## Goal of the exercise
Select the lines of the records containing the word "wuauserv" and list them.
◆ ◆ ◆ ◆
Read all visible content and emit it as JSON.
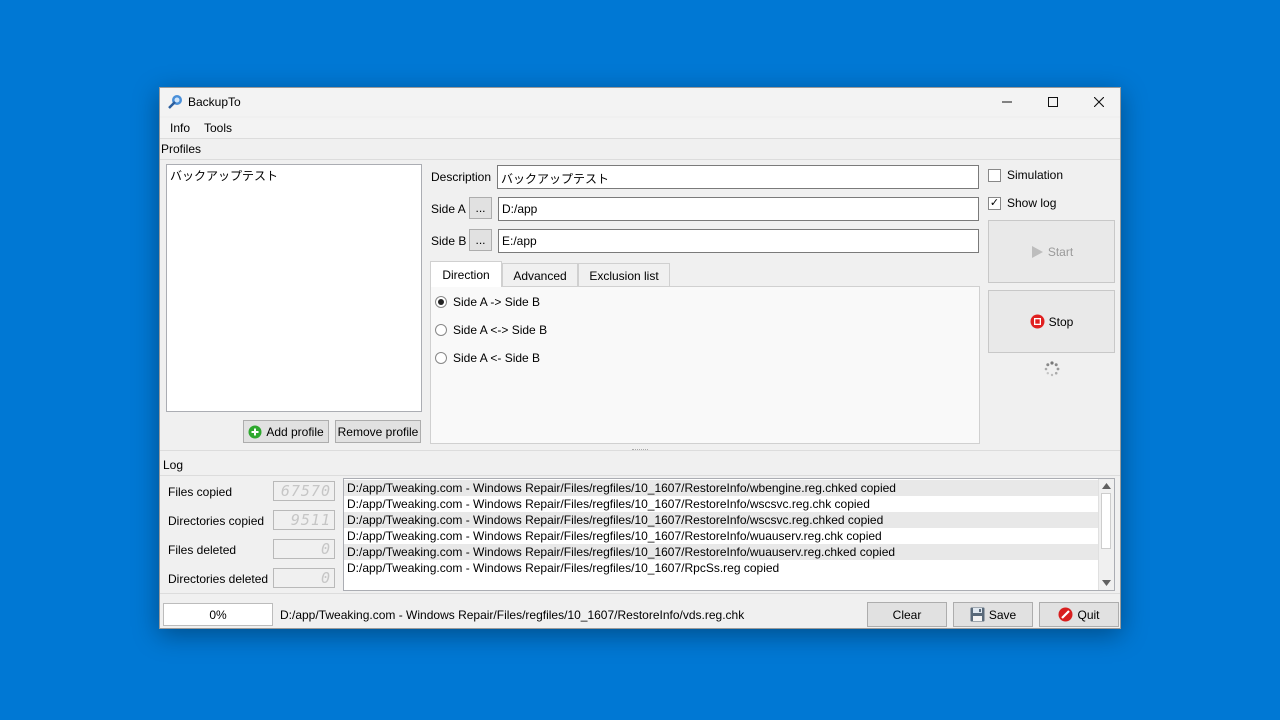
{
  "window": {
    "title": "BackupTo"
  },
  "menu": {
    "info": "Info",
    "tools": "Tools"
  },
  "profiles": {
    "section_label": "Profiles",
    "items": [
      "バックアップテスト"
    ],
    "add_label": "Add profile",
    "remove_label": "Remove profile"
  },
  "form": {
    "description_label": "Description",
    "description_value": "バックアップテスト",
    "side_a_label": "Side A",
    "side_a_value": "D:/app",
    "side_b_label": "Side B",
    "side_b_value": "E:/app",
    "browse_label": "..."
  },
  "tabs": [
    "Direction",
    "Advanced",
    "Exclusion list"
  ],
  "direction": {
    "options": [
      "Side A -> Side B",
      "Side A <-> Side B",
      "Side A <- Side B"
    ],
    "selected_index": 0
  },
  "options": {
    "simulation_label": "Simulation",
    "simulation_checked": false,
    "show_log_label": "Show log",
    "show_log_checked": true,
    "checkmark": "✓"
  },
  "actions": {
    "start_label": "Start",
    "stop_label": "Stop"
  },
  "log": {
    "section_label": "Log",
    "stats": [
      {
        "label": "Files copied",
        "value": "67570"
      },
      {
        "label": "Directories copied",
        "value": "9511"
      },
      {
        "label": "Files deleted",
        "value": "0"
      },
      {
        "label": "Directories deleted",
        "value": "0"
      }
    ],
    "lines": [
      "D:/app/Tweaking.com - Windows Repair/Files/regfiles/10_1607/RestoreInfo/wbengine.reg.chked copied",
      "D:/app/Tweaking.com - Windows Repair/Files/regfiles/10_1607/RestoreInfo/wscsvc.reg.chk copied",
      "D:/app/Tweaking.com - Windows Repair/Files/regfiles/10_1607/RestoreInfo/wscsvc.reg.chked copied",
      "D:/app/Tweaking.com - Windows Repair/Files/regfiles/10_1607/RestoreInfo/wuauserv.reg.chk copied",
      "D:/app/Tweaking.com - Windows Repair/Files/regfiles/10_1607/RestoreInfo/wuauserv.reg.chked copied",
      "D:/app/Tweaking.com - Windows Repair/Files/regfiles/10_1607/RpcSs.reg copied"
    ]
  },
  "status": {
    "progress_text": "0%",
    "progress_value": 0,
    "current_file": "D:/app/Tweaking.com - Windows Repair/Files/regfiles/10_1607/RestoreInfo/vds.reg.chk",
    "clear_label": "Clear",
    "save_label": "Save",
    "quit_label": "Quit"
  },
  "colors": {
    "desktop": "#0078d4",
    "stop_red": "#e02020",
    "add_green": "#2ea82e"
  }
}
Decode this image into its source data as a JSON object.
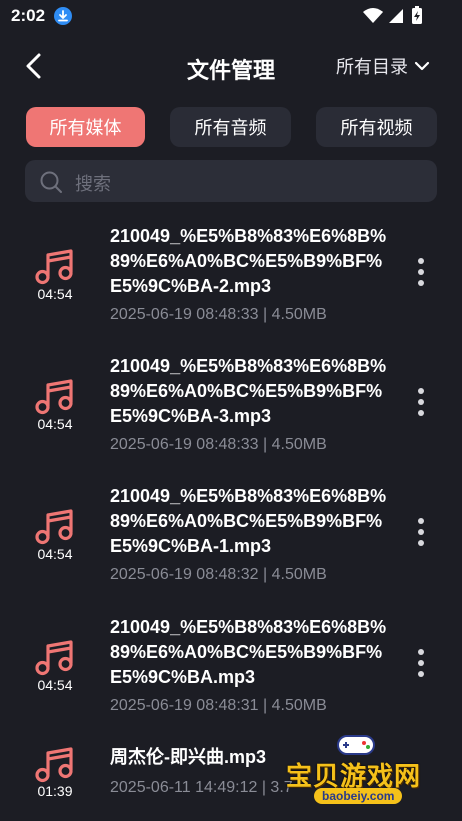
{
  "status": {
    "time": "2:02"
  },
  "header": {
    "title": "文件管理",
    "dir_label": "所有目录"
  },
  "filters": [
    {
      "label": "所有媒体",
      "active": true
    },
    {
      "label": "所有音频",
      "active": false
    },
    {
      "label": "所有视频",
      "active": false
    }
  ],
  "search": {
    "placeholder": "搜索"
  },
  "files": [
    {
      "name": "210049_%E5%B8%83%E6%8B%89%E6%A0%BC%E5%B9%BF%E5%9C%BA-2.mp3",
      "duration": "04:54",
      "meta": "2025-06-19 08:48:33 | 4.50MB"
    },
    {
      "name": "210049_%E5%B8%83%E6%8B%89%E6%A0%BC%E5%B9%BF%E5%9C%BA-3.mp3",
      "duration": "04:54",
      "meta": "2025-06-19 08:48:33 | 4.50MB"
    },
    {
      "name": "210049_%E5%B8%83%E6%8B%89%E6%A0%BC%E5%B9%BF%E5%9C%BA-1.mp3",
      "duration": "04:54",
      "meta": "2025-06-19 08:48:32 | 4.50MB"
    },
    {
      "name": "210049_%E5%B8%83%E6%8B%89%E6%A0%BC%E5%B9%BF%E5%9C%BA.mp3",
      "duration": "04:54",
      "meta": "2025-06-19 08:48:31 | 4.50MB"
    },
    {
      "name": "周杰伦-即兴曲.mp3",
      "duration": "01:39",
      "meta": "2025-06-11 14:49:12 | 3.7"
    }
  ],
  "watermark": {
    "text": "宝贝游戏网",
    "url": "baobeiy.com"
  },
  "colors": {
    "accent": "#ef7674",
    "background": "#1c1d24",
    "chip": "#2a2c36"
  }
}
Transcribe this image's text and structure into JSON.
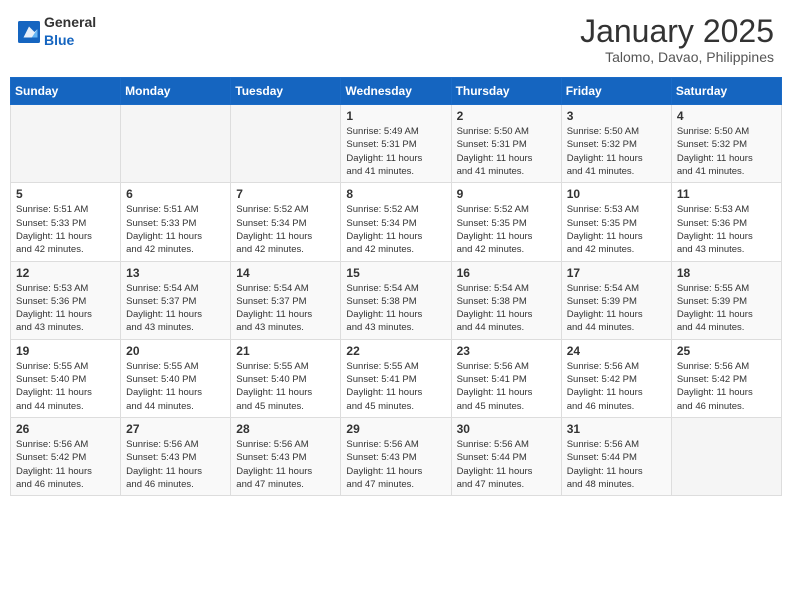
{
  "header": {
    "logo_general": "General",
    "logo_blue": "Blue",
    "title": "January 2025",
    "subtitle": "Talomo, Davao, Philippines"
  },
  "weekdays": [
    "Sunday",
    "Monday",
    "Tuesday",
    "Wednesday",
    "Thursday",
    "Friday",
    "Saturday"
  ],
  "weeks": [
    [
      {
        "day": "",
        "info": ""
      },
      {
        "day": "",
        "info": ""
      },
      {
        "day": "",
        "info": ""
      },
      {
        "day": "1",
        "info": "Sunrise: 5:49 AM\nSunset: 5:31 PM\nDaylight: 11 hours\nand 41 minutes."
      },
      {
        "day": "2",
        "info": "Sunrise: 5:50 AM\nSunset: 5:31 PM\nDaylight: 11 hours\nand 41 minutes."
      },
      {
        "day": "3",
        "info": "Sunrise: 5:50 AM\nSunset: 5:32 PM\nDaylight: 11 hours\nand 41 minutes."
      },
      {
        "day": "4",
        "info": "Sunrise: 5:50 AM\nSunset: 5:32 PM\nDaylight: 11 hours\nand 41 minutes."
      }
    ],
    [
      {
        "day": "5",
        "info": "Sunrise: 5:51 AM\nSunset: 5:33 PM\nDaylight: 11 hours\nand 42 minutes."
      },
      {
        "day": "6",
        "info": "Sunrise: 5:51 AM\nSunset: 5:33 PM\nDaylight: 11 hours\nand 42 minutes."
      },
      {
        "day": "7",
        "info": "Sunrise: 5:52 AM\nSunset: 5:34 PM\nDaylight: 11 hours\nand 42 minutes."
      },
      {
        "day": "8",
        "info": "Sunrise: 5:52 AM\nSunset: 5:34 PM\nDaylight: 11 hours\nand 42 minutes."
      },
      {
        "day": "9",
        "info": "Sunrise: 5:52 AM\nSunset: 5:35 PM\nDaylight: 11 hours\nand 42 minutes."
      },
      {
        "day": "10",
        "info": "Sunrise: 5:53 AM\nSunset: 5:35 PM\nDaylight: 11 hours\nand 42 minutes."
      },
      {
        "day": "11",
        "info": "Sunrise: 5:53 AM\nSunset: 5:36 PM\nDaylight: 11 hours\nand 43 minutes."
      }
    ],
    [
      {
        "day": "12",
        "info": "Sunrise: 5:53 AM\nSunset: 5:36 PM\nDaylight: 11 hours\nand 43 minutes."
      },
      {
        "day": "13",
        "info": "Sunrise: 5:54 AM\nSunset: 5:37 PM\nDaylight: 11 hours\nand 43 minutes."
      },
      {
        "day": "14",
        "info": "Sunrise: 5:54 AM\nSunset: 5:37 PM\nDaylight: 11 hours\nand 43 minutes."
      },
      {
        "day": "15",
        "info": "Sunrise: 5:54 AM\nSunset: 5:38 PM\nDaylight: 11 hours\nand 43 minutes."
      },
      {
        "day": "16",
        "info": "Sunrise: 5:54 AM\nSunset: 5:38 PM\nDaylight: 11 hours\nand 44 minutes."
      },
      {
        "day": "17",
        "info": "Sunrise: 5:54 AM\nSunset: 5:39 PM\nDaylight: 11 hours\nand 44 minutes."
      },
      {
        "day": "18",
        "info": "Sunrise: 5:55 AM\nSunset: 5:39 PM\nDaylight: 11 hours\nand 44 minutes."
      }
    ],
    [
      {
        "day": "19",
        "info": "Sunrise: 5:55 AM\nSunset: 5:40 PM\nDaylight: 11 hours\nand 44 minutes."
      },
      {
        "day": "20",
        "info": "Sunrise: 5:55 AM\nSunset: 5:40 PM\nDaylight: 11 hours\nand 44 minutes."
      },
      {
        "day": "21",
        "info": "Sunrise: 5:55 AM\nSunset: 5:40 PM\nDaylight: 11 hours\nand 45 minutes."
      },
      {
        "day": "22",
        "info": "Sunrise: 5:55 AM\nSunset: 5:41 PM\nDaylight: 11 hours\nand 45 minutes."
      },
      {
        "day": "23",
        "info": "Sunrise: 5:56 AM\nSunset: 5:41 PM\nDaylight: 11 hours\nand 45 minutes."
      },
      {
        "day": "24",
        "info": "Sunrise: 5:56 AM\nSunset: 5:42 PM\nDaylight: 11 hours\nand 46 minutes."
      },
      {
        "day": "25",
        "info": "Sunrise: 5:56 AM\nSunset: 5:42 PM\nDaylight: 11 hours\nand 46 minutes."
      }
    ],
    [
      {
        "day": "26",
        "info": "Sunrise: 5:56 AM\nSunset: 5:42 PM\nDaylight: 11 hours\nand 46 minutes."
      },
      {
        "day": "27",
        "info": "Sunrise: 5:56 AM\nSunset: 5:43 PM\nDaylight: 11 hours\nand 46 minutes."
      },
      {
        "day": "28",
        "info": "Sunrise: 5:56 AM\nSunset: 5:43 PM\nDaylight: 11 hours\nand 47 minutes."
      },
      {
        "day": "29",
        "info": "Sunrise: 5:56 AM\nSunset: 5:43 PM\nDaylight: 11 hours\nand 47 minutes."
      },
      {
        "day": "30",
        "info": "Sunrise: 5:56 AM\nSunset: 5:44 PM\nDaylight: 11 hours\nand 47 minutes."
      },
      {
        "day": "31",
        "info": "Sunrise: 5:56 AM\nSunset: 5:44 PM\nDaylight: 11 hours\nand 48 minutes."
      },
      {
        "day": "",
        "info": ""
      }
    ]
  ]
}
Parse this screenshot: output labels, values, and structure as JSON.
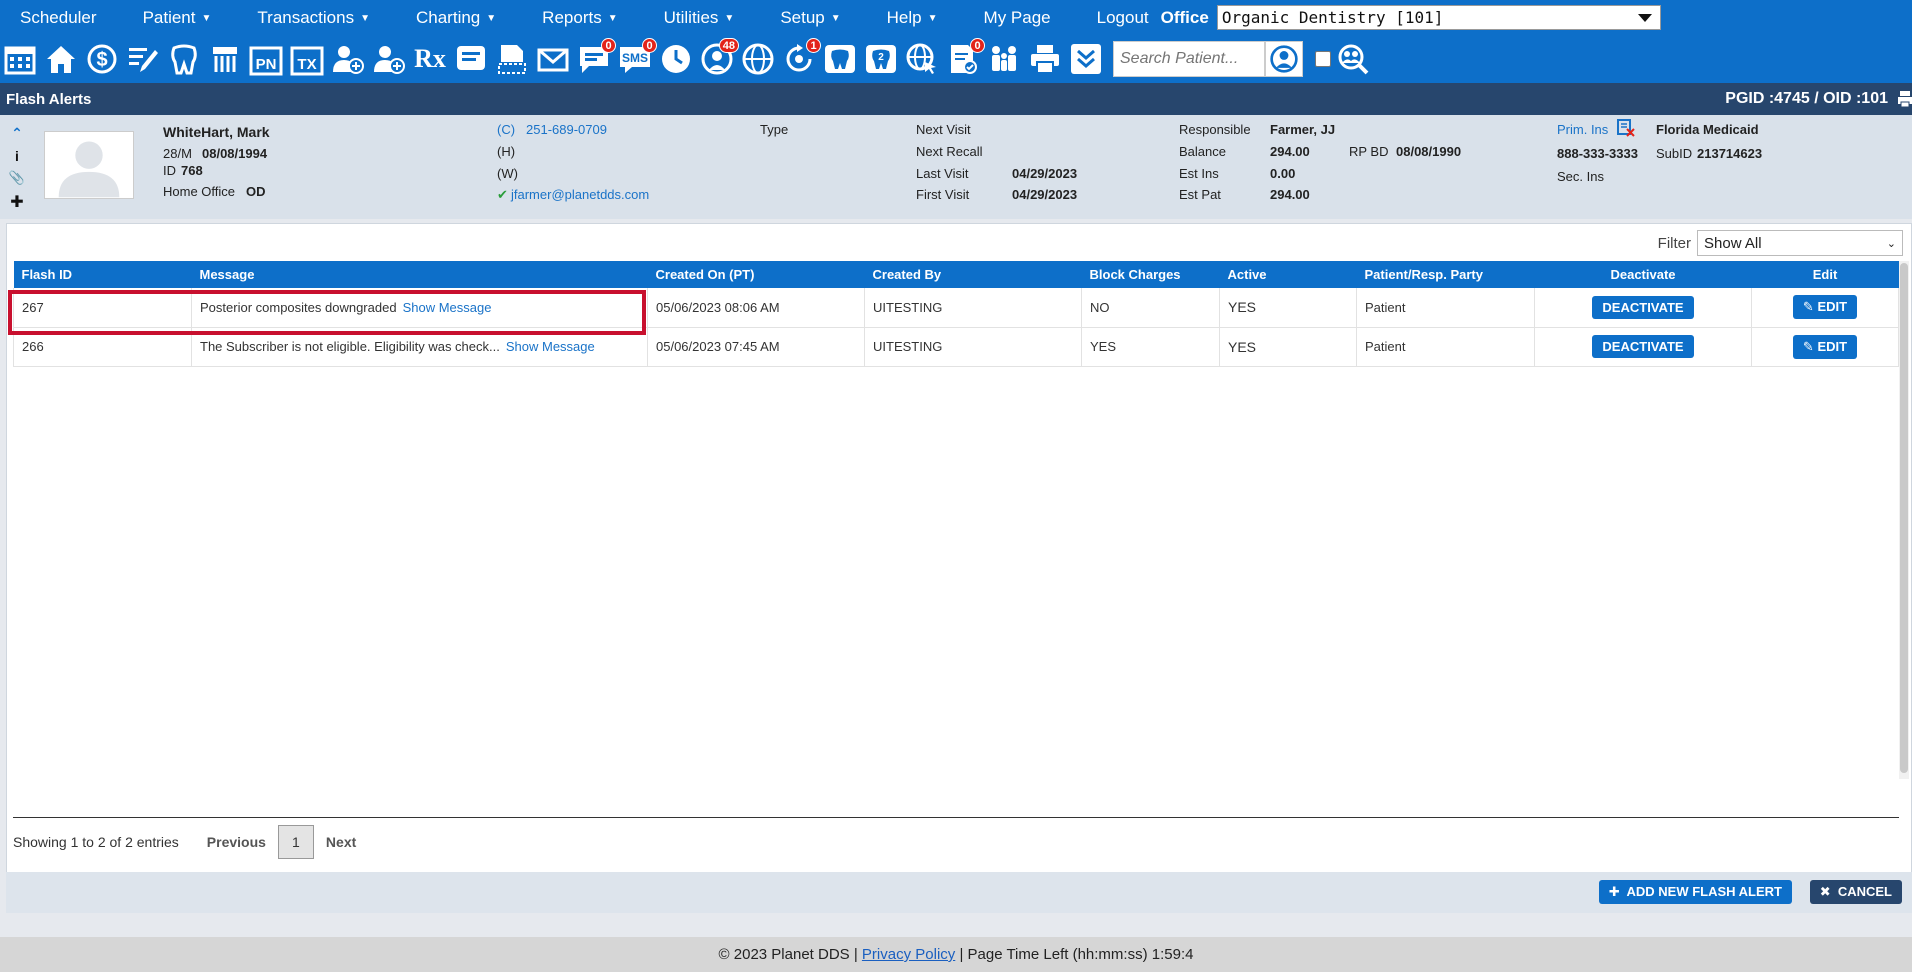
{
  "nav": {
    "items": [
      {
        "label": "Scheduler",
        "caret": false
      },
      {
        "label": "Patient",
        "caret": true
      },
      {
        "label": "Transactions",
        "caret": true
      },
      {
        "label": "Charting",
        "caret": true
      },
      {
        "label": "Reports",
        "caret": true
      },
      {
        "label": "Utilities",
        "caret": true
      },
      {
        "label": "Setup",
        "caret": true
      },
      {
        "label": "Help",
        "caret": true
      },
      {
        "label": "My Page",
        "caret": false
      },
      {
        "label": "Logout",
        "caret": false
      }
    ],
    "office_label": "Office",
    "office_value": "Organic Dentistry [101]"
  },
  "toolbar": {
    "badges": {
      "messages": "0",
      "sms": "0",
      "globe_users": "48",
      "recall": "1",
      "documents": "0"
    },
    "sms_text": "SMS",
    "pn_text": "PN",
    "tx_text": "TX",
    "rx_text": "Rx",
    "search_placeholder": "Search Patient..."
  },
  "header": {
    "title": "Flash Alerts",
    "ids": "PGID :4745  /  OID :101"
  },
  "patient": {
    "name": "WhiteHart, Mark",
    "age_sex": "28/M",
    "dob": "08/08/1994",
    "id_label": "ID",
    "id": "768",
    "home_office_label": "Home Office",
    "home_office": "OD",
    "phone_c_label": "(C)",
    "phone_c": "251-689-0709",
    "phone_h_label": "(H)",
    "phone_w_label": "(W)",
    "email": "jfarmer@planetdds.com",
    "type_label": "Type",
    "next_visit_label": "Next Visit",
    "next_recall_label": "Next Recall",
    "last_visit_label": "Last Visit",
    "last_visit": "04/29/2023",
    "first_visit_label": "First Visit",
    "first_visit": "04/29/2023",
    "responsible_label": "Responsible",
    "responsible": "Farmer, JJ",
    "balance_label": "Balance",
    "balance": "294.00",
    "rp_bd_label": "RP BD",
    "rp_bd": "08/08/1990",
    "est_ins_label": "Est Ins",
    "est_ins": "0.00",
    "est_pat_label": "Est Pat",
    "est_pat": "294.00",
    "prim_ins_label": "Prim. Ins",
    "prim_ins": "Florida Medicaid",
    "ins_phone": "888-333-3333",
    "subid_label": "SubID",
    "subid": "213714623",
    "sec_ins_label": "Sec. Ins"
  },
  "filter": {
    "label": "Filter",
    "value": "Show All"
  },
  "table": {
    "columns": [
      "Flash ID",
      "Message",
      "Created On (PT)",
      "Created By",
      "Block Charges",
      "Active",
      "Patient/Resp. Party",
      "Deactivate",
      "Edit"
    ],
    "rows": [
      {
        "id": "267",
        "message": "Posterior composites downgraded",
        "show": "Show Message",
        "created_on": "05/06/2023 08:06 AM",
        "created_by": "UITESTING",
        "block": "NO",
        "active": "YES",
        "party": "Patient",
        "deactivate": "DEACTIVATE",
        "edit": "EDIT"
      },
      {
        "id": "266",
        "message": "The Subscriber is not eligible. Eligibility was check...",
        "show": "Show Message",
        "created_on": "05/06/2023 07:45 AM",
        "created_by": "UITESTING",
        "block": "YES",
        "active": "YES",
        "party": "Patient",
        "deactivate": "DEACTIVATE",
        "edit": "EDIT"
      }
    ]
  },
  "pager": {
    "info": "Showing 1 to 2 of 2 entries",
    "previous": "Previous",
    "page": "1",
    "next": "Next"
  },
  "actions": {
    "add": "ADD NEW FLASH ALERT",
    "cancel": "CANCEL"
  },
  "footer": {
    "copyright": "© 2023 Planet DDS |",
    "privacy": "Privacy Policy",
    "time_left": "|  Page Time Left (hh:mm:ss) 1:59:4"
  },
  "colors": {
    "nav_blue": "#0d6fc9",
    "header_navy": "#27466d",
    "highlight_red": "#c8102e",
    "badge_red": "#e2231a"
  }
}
◆ ◆ ◆ ◆
## Correct answer
      "D:/app/Tweaking.com - Windows Repair/Files/regfiles/10_1607/RestoreInfo/wuauserv.reg.chk copied",
      "D:/app/Tweaking.com - Windows Repair/Files/regfiles/10_1607/RestoreInfo/wuauserv.reg.chked copied",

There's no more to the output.